Transcribe the material in full, exactly as written.

####

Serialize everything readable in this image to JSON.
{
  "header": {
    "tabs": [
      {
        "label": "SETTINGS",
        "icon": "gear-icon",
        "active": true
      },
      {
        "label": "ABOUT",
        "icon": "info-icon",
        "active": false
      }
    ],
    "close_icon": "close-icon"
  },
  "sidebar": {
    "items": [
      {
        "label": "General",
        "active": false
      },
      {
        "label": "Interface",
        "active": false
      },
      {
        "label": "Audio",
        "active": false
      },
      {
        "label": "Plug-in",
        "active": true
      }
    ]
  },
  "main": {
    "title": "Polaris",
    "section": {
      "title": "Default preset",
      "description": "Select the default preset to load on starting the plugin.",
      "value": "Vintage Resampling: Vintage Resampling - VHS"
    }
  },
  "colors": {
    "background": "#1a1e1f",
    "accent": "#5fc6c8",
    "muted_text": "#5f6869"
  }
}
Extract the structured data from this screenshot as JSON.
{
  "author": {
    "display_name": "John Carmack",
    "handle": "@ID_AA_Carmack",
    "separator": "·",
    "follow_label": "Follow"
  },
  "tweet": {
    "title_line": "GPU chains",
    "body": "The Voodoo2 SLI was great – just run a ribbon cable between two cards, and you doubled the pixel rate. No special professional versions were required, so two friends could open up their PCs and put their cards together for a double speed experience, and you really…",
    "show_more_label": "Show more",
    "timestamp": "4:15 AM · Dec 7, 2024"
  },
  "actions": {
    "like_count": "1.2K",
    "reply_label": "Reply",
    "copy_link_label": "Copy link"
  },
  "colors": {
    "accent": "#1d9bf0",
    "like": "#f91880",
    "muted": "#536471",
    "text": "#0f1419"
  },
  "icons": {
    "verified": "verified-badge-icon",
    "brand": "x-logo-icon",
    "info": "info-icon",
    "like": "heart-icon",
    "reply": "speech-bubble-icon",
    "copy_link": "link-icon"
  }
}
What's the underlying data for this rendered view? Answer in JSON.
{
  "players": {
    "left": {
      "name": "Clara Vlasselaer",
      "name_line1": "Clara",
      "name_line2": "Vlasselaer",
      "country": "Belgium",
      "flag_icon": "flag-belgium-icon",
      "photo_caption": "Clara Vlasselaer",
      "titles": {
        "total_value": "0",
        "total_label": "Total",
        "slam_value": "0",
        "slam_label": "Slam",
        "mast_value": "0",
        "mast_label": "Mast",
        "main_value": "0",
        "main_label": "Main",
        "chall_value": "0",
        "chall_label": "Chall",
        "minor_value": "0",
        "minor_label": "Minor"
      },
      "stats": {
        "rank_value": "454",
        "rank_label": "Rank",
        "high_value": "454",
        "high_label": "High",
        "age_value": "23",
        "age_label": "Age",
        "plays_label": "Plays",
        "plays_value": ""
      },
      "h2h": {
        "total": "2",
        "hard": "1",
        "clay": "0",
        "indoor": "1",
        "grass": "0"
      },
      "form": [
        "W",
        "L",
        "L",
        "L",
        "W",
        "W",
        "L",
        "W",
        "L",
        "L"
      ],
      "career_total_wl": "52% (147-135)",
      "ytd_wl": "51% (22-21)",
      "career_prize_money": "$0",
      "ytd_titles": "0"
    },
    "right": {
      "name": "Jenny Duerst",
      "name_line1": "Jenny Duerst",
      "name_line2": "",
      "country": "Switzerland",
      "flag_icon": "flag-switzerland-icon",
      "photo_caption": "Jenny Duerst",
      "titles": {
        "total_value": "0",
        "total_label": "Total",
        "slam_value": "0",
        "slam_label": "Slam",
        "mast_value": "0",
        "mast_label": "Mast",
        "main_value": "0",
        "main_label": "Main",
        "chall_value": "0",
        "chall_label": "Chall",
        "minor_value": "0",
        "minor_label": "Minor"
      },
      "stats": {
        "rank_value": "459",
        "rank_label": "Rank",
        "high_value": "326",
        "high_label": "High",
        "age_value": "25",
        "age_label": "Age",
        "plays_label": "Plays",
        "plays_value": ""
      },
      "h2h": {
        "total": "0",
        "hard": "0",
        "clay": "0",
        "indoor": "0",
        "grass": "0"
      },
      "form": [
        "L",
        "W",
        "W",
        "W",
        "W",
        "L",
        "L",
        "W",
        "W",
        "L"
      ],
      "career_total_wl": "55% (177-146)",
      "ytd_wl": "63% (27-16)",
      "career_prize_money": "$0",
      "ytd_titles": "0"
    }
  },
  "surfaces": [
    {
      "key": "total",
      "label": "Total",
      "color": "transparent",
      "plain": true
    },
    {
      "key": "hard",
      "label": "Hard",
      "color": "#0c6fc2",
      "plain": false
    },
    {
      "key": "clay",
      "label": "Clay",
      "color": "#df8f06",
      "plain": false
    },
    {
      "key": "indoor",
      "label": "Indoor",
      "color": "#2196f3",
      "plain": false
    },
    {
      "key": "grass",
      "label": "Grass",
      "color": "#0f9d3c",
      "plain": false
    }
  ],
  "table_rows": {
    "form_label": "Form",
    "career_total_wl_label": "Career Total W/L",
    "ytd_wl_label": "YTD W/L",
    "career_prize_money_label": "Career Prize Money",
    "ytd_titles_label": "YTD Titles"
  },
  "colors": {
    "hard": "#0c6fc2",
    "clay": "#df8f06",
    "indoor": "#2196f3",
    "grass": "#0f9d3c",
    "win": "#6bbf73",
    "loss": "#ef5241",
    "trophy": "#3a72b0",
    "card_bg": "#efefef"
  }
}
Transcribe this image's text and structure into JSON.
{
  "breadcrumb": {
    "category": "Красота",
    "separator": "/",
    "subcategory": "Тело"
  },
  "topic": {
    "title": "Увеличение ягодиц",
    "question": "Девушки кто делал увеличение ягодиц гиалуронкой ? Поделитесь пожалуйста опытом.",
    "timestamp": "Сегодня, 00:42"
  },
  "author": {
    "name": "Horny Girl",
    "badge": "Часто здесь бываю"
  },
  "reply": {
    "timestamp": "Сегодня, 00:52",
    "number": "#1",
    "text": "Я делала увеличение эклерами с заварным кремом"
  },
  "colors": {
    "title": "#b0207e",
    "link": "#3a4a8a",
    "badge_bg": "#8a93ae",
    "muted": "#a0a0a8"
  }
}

####

EXERCISE ANSWER:
Serialize everything readable in this image to JSON.
{
  "header": {
    "tabs": [
      {
        "label": "SETTINGS",
        "icon": "gear-icon",
        "active": true
      },
      {
        "label": "ABOUT",
        "icon": "info-icon",
        "active": false
      }
    ],
    "close_icon": "close-icon"
  },
  "sidebar": {
    "items": [
      {
        "label": "General",
        "active": false
      },
      {
        "label": "Interface",
        "active": false
      },
      {
        "label": "Audio",
        "active": false
      },
      {
        "label": "Plug-in",
        "active": true
      }
    ]
  },
  "main": {
    "title": "Polaris",
    "section": {
      "title": "Default preset",
      "description": "Select the default preset to load on starting the plugin.",
      "value": "Vintage Resampling: Vintage Resampling - VHS"
    }
  },
  "colors": {
    "background": "#1a1e1f",
    "accent": "#5fc6c8",
    "muted_text": "#5f6869"
  }
}
Extract the structured data from this screenshot as JSON.
{
  "author": {
    "display_name": "John Carmack",
    "handle": "@ID_AA_Carmack",
    "separator": "·",
    "follow_label": "Follow"
  },
  "tweet": {
    "title_line": "GPU chains",
    "body": "The Voodoo2 SLI was great – just run a ribbon cable between two cards, and you doubled the pixel rate. No special professional versions were required, so two friends could open up their PCs and put their cards together for a double speed experience, and you really…",
    "show_more_label": "Show more",
    "timestamp": "4:15 AM · Dec 7, 2024"
  },
  "actions": {
    "like_count": "1.2K",
    "reply_label": "Reply",
    "copy_link_label": "Copy link"
  },
  "colors": {
    "accent": "#1d9bf0",
    "like": "#f91880",
    "muted": "#536471",
    "text": "#0f1419"
  },
  "icons": {
    "verified": "verified-badge-icon",
    "brand": "x-logo-icon",
    "info": "info-icon",
    "like": "heart-icon",
    "reply": "speech-bubble-icon",
    "copy_link": "link-icon"
  }
}
What's the underlying data for this rendered view? Answer in JSON.
{
  "players": {
    "left": {
      "name": "Clara Vlasselaer",
      "name_line1": "Clara",
      "name_line2": "Vlasselaer",
      "country": "Belgium",
      "flag_icon": "flag-belgium-icon",
      "photo_caption": "Clara Vlasselaer",
      "titles": {
        "total_value": "0",
        "total_label": "Total",
        "slam_value": "0",
        "slam_label": "Slam",
        "mast_value": "0",
        "mast_label": "Mast",
        "main_value": "0",
        "main_label": "Main",
        "chall_value": "0",
        "chall_label": "Chall",
        "minor_value": "0",
        "minor_label": "Minor"
      },
      "stats": {
        "rank_value": "454",
        "rank_label": "Rank",
        "high_value": "454",
        "high_label": "High",
        "age_value": "23",
        "age_label": "Age",
        "plays_label": "Plays",
        "plays_value": ""
      },
      "h2h": {
        "total": "2",
        "hard": "1",
        "clay": "0",
        "indoor": "1",
        "grass": "0"
      },
      "form": [
        "W",
        "L",
        "L",
        "L",
        "W",
        "W",
        "L",
        "W",
        "L",
        "L"
      ],
      "career_total_wl": "52% (147-135)",
      "ytd_wl": "51% (22-21)",
      "career_prize_money": "$0",
      "ytd_titles": "0"
    },
    "right": {
      "name": "Jenny Duerst",
      "name_line1": "Jenny Duerst",
      "name_line2": "",
      "country": "Switzerland",
      "flag_icon": "flag-switzerland-icon",
      "photo_caption": "Jenny Duerst",
      "titles": {
        "total_value": "0",
        "total_label": "Total",
        "slam_value": "0",
        "slam_label": "Slam",
        "mast_value": "0",
        "mast_label": "Mast",
        "main_value": "0",
        "main_label": "Main",
        "chall_value": "0",
        "chall_label": "Chall",
        "minor_value": "0",
        "minor_label": "Minor"
      },
      "stats": {
        "rank_value": "459",
        "rank_label": "Rank",
        "high_value": "326",
        "high_label": "High",
        "age_value": "25",
        "age_label": "Age",
        "plays_label": "Plays",
        "plays_value": ""
      },
      "h2h": {
        "total": "0",
        "hard": "0",
        "clay": "0",
        "indoor": "0",
        "grass": "0"
      },
      "form": [
        "L",
        "W",
        "W",
        "W",
        "W",
        "L",
        "L",
        "W",
        "W",
        "L"
      ],
      "career_total_wl": "55% (177-146)",
      "ytd_wl": "63% (27-16)",
      "career_prize_money": "$0",
      "ytd_titles": "0"
    }
  },
  "surfaces": [
    {
      "key": "total",
      "label": "Total",
      "color": "transparent",
      "plain": true
    },
    {
      "key": "hard",
      "label": "Hard",
      "color": "#0c6fc2",
      "plain": false
    },
    {
      "key": "clay",
      "label": "Clay",
      "color": "#df8f06",
      "plain": false
    },
    {
      "key": "indoor",
      "label": "Indoor",
      "color": "#2196f3",
      "plain": false
    },
    {
      "key": "grass",
      "label": "Grass",
      "color": "#0f9d3c",
      "plain": false
    }
  ],
  "table_rows": {
    "form_label": "Form",
    "career_total_wl_label": "Career Total W/L",
    "ytd_wl_label": "YTD W/L",
    "career_prize_money_label": "Career Prize Money",
    "ytd_titles_label": "YTD Titles"
  },
  "colors": {
    "hard": "#0c6fc2",
    "clay": "#df8f06",
    "indoor": "#2196f3",
    "grass": "#0f9d3c",
    "win": "#6bbf73",
    "loss": "#ef5241",
    "trophy": "#3a72b0",
    "card_bg": "#efefef"
  }
}
Transcribe this image's text and structure into JSON.
{
  "breadcrumb": {
    "category": "Красота",
    "separator": "/",
    "subcategory": "Тело"
  },
  "topic": {
    "title": "Увеличение ягодиц",
    "question": "Девушки кто делал увеличение ягодиц гиалуронкой ? Поделитесь пожалуйста опытом.",
    "timestamp": "Сегодня, 00:42"
  },
  "author": {
    "name": "Horny Girl",
    "badge": "Часто здесь бываю"
  },
  "reply": {
    "timestamp": "Сегодня, 00:52",
    "number": "#1",
    "text": "Я делала увеличение эклерами с заварным кремом"
  },
  "colors": {
    "title": "#b0207e",
    "link": "#3a4a8a",
    "badge_bg": "#8a93ae",
    "muted": "#a0a0a8"
  }
}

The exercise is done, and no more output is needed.